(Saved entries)
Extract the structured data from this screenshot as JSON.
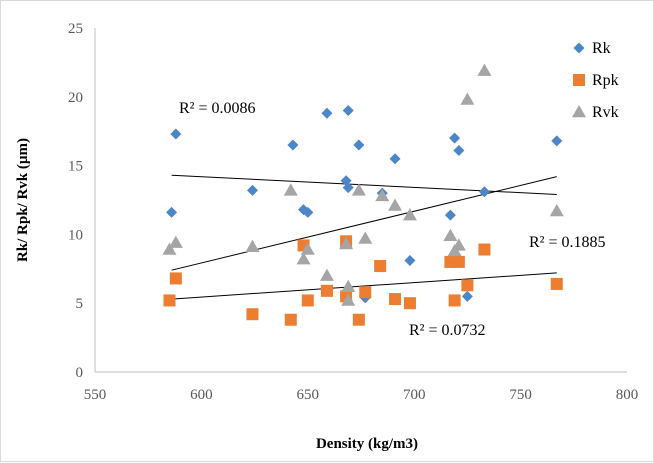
{
  "chart_data": {
    "type": "scatter",
    "xlabel": "Density (kg/m3)",
    "ylabel": "Rk/ Rpk/ Rvk (µm)",
    "xlim": [
      550,
      800
    ],
    "ylim": [
      0,
      25
    ],
    "xticks": [
      550,
      600,
      650,
      700,
      750,
      800
    ],
    "yticks": [
      0,
      5,
      10,
      15,
      20,
      25
    ],
    "grid": false,
    "legend_position": "top-right",
    "series": [
      {
        "name": "Rk",
        "marker": "diamond",
        "color": "#4a86c8",
        "points": [
          [
            586,
            11.6
          ],
          [
            588,
            17.3
          ],
          [
            624,
            13.2
          ],
          [
            643,
            16.5
          ],
          [
            648,
            11.8
          ],
          [
            650,
            11.6
          ],
          [
            659,
            18.8
          ],
          [
            668,
            13.9
          ],
          [
            669,
            19.0
          ],
          [
            669,
            13.4
          ],
          [
            674,
            16.5
          ],
          [
            677,
            5.4
          ],
          [
            685,
            13.0
          ],
          [
            691,
            15.5
          ],
          [
            698,
            8.1
          ],
          [
            717,
            11.4
          ],
          [
            719,
            17.0
          ],
          [
            721,
            16.1
          ],
          [
            725,
            5.5
          ],
          [
            733,
            13.1
          ],
          [
            767,
            16.8
          ]
        ],
        "trendline": {
          "label": "R² = 0.0086",
          "from": [
            586,
            14.3
          ],
          "to": [
            767,
            12.9
          ]
        }
      },
      {
        "name": "Rpk",
        "marker": "square",
        "color": "#ed7d31",
        "points": [
          [
            585,
            5.2
          ],
          [
            588,
            6.8
          ],
          [
            624,
            4.2
          ],
          [
            642,
            3.8
          ],
          [
            648,
            9.2
          ],
          [
            650,
            5.2
          ],
          [
            659,
            5.9
          ],
          [
            668,
            5.5
          ],
          [
            668,
            9.5
          ],
          [
            674,
            3.8
          ],
          [
            677,
            5.8
          ],
          [
            684,
            7.7
          ],
          [
            691,
            5.3
          ],
          [
            698,
            5.0
          ],
          [
            717,
            8.0
          ],
          [
            719,
            5.2
          ],
          [
            721,
            8.0
          ],
          [
            725,
            6.3
          ],
          [
            733,
            8.9
          ],
          [
            767,
            6.4
          ]
        ],
        "trendline": {
          "label": "R² = 0.0732",
          "from": [
            586,
            5.3
          ],
          "to": [
            767,
            7.2
          ]
        }
      },
      {
        "name": "Rvk",
        "marker": "triangle",
        "color": "#a5a5a5",
        "points": [
          [
            585,
            8.9
          ],
          [
            588,
            9.4
          ],
          [
            624,
            9.1
          ],
          [
            642,
            13.2
          ],
          [
            648,
            8.2
          ],
          [
            650,
            8.9
          ],
          [
            659,
            7.0
          ],
          [
            668,
            9.3
          ],
          [
            669,
            6.2
          ],
          [
            669,
            5.2
          ],
          [
            674,
            13.2
          ],
          [
            677,
            9.7
          ],
          [
            685,
            12.8
          ],
          [
            691,
            12.1
          ],
          [
            698,
            11.4
          ],
          [
            717,
            9.9
          ],
          [
            719,
            8.8
          ],
          [
            721,
            9.2
          ],
          [
            725,
            19.8
          ],
          [
            733,
            21.9
          ],
          [
            767,
            11.7
          ]
        ],
        "trendline": {
          "label": "R² = 0.1885",
          "from": [
            586,
            7.4
          ],
          "to": [
            767,
            14.2
          ]
        }
      }
    ]
  }
}
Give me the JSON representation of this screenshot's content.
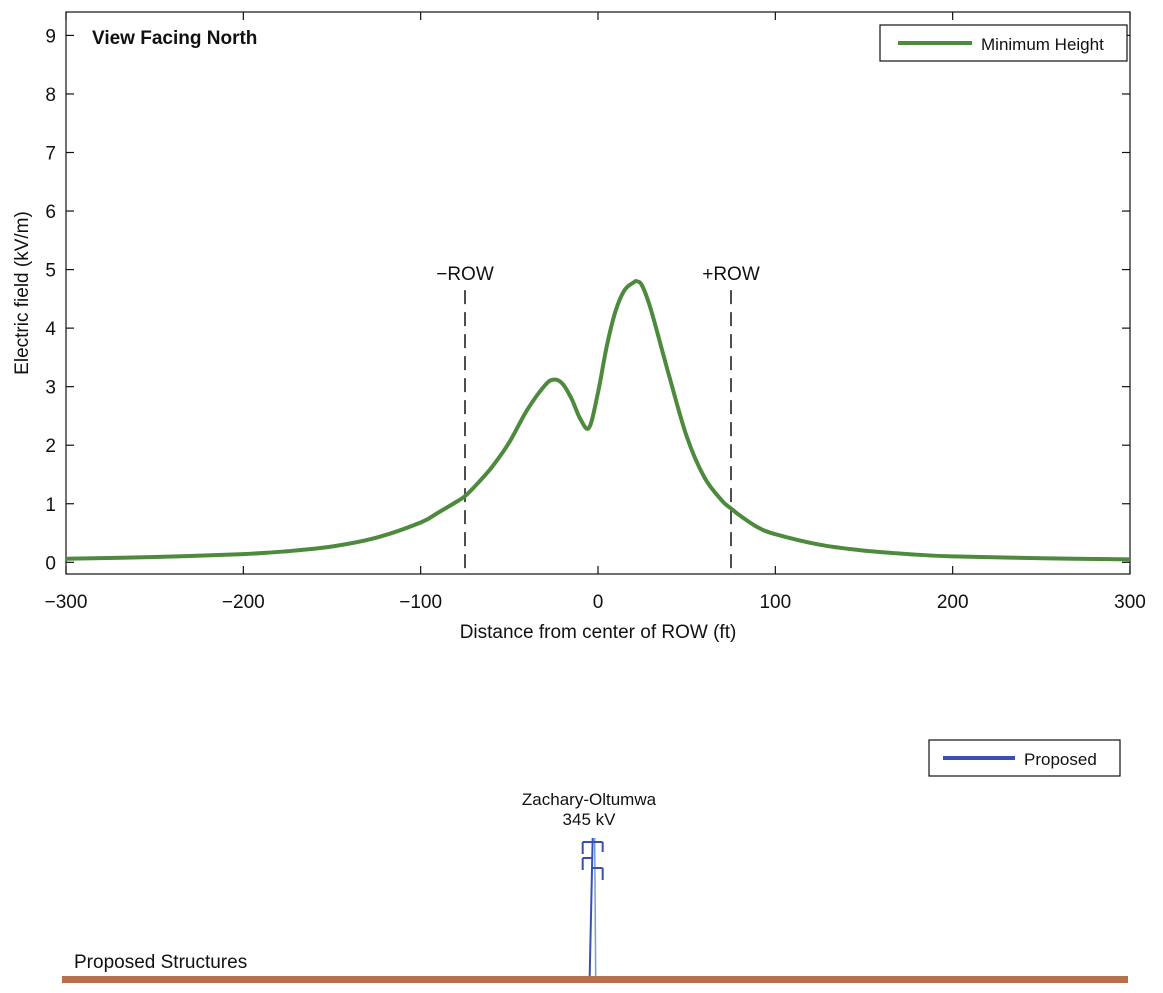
{
  "chart_data": [
    {
      "type": "line",
      "title": "View Facing North",
      "xlabel": "Distance from center of ROW (ft)",
      "ylabel": "Electric field (kV/m)",
      "xlim": [
        -300,
        300
      ],
      "ylim": [
        -0.2,
        9.4
      ],
      "x_ticks": [
        -300,
        -200,
        -100,
        0,
        100,
        200,
        300
      ],
      "x_tick_labels": [
        "−300",
        "−200",
        "−100",
        "0",
        "100",
        "200",
        "300"
      ],
      "y_ticks": [
        0,
        1,
        2,
        3,
        4,
        5,
        6,
        7,
        8,
        9
      ],
      "y_tick_labels": [
        "0",
        "1",
        "2",
        "3",
        "4",
        "5",
        "6",
        "7",
        "8",
        "9"
      ],
      "grid": false,
      "legend_position": "top-right",
      "series": [
        {
          "name": "Minimum Height",
          "color": "#4e8a3e",
          "x": [
            -300,
            -250,
            -200,
            -175,
            -150,
            -125,
            -100,
            -90,
            -80,
            -75,
            -70,
            -60,
            -50,
            -40,
            -30,
            -25,
            -20,
            -15,
            -10,
            -5,
            0,
            5,
            10,
            15,
            20,
            22,
            25,
            30,
            40,
            50,
            60,
            70,
            75,
            80,
            90,
            100,
            125,
            150,
            175,
            200,
            250,
            300
          ],
          "y": [
            0.06,
            0.09,
            0.14,
            0.19,
            0.27,
            0.42,
            0.68,
            0.85,
            1.03,
            1.13,
            1.28,
            1.62,
            2.05,
            2.6,
            3.02,
            3.12,
            3.05,
            2.8,
            2.45,
            2.3,
            2.9,
            3.7,
            4.3,
            4.65,
            4.78,
            4.8,
            4.72,
            4.3,
            3.2,
            2.15,
            1.45,
            1.05,
            0.92,
            0.8,
            0.6,
            0.48,
            0.3,
            0.2,
            0.14,
            0.1,
            0.07,
            0.05
          ]
        }
      ],
      "annotations": [
        {
          "text": "−ROW",
          "x": -75,
          "style": "dashed vertical line"
        },
        {
          "text": "+ROW",
          "x": 75,
          "style": "dashed vertical line"
        }
      ]
    },
    {
      "type": "diagram",
      "xlim": [
        -300,
        300
      ],
      "ground_label": "Proposed Structures",
      "ground_color": "#b8704a",
      "legend_position": "top-right",
      "series": [
        {
          "name": "Proposed",
          "color": "#3a4fae"
        }
      ],
      "structures": [
        {
          "label_line1": "Zachary-Oltumwa",
          "label_line2": "345 kV",
          "x": -3
        }
      ]
    }
  ]
}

*Given task*.
Transcribe all of the entries word for word, but skip any pictures they contain.

*Task output*.
Extract the structured data from this screenshot as JSON.
{
  "chart_data": {
    "type": "scatter",
    "xlabel": "Density (kg/m3)",
    "ylabel": "Rk/ Rpk/ Rvk (µm)",
    "xlim": [
      550,
      800
    ],
    "ylim": [
      0,
      25
    ],
    "xticks": [
      550,
      600,
      650,
      700,
      750,
      800
    ],
    "yticks": [
      0,
      5,
      10,
      15,
      20,
      25
    ],
    "grid": false,
    "legend_position": "top-right",
    "series": [
      {
        "name": "Rk",
        "marker": "diamond",
        "color": "#4a86c8",
        "points": [
          [
            586,
            11.6
          ],
          [
            588,
            17.3
          ],
          [
            624,
            13.2
          ],
          [
            643,
            16.5
          ],
          [
            648,
            11.8
          ],
          [
            650,
            11.6
          ],
          [
            659,
            18.8
          ],
          [
            668,
            13.9
          ],
          [
            669,
            19.0
          ],
          [
            669,
            13.4
          ],
          [
            674,
            16.5
          ],
          [
            677,
            5.4
          ],
          [
            685,
            13.0
          ],
          [
            691,
            15.5
          ],
          [
            698,
            8.1
          ],
          [
            717,
            11.4
          ],
          [
            719,
            17.0
          ],
          [
            721,
            16.1
          ],
          [
            725,
            5.5
          ],
          [
            733,
            13.1
          ],
          [
            767,
            16.8
          ]
        ],
        "trendline": {
          "label": "R² = 0.0086",
          "from": [
            586,
            14.3
          ],
          "to": [
            767,
            12.9
          ]
        }
      },
      {
        "name": "Rpk",
        "marker": "square",
        "color": "#ed7d31",
        "points": [
          [
            585,
            5.2
          ],
          [
            588,
            6.8
          ],
          [
            624,
            4.2
          ],
          [
            642,
            3.8
          ],
          [
            648,
            9.2
          ],
          [
            650,
            5.2
          ],
          [
            659,
            5.9
          ],
          [
            668,
            5.5
          ],
          [
            668,
            9.5
          ],
          [
            674,
            3.8
          ],
          [
            677,
            5.8
          ],
          [
            684,
            7.7
          ],
          [
            691,
            5.3
          ],
          [
            698,
            5.0
          ],
          [
            717,
            8.0
          ],
          [
            719,
            5.2
          ],
          [
            721,
            8.0
          ],
          [
            725,
            6.3
          ],
          [
            733,
            8.9
          ],
          [
            767,
            6.4
          ]
        ],
        "trendline": {
          "label": "R² = 0.0732",
          "from": [
            586,
            5.3
          ],
          "to": [
            767,
            7.2
          ]
        }
      },
      {
        "name": "Rvk",
        "marker": "triangle",
        "color": "#a5a5a5",
        "points": [
          [
            585,
            8.9
          ],
          [
            588,
            9.4
          ],
          [
            624,
            9.1
          ],
          [
            642,
            13.2
          ],
          [
            648,
            8.2
          ],
          [
            650,
            8.9
          ],
          [
            659,
            7.0
          ],
          [
            668,
            9.3
          ],
          [
            669,
            6.2
          ],
          [
            669,
            5.2
          ],
          [
            674,
            13.2
          ],
          [
            677,
            9.7
          ],
          [
            685,
            12.8
          ],
          [
            691,
            12.1
          ],
          [
            698,
            11.4
          ],
          [
            717,
            9.9
          ],
          [
            719,
            8.8
          ],
          [
            721,
            9.2
          ],
          [
            725,
            19.8
          ],
          [
            733,
            21.9
          ],
          [
            767,
            11.7
          ]
        ],
        "trendline": {
          "label": "R² = 0.1885",
          "from": [
            586,
            7.4
          ],
          "to": [
            767,
            14.2
          ]
        }
      }
    ]
  }
}
Give me the JSON representation of this screenshot's content.
{
  "chart_data": [
    {
      "type": "line",
      "title": "View Facing North",
      "xlabel": "Distance from center of ROW (ft)",
      "ylabel": "Electric field (kV/m)",
      "xlim": [
        -300,
        300
      ],
      "ylim": [
        -0.2,
        9.4
      ],
      "x_ticks": [
        -300,
        -200,
        -100,
        0,
        100,
        200,
        300
      ],
      "x_tick_labels": [
        "−300",
        "−200",
        "−100",
        "0",
        "100",
        "200",
        "300"
      ],
      "y_ticks": [
        0,
        1,
        2,
        3,
        4,
        5,
        6,
        7,
        8,
        9
      ],
      "y_tick_labels": [
        "0",
        "1",
        "2",
        "3",
        "4",
        "5",
        "6",
        "7",
        "8",
        "9"
      ],
      "grid": false,
      "legend_position": "top-right",
      "series": [
        {
          "name": "Minimum Height",
          "color": "#4e8a3e",
          "x": [
            -300,
            -250,
            -200,
            -175,
            -150,
            -125,
            -100,
            -90,
            -80,
            -75,
            -70,
            -60,
            -50,
            -40,
            -30,
            -25,
            -20,
            -15,
            -10,
            -5,
            0,
            5,
            10,
            15,
            20,
            22,
            25,
            30,
            40,
            50,
            60,
            70,
            75,
            80,
            90,
            100,
            125,
            150,
            175,
            200,
            250,
            300
          ],
          "y": [
            0.06,
            0.09,
            0.14,
            0.19,
            0.27,
            0.42,
            0.68,
            0.85,
            1.03,
            1.13,
            1.28,
            1.62,
            2.05,
            2.6,
            3.02,
            3.12,
            3.05,
            2.8,
            2.45,
            2.3,
            2.9,
            3.7,
            4.3,
            4.65,
            4.78,
            4.8,
            4.72,
            4.3,
            3.2,
            2.15,
            1.45,
            1.05,
            0.92,
            0.8,
            0.6,
            0.48,
            0.3,
            0.2,
            0.14,
            0.1,
            0.07,
            0.05
          ]
        }
      ],
      "annotations": [
        {
          "text": "−ROW",
          "x": -75,
          "style": "dashed vertical line"
        },
        {
          "text": "+ROW",
          "x": 75,
          "style": "dashed vertical line"
        }
      ]
    },
    {
      "type": "diagram",
      "xlim": [
        -300,
        300
      ],
      "ground_label": "Proposed Structures",
      "ground_color": "#b8704a",
      "legend_position": "top-right",
      "series": [
        {
          "name": "Proposed",
          "color": "#3a4fae"
        }
      ],
      "structures": [
        {
          "label_line1": "Zachary-Oltumwa",
          "label_line2": "345 kV",
          "x": -3
        }
      ]
    }
  ]
}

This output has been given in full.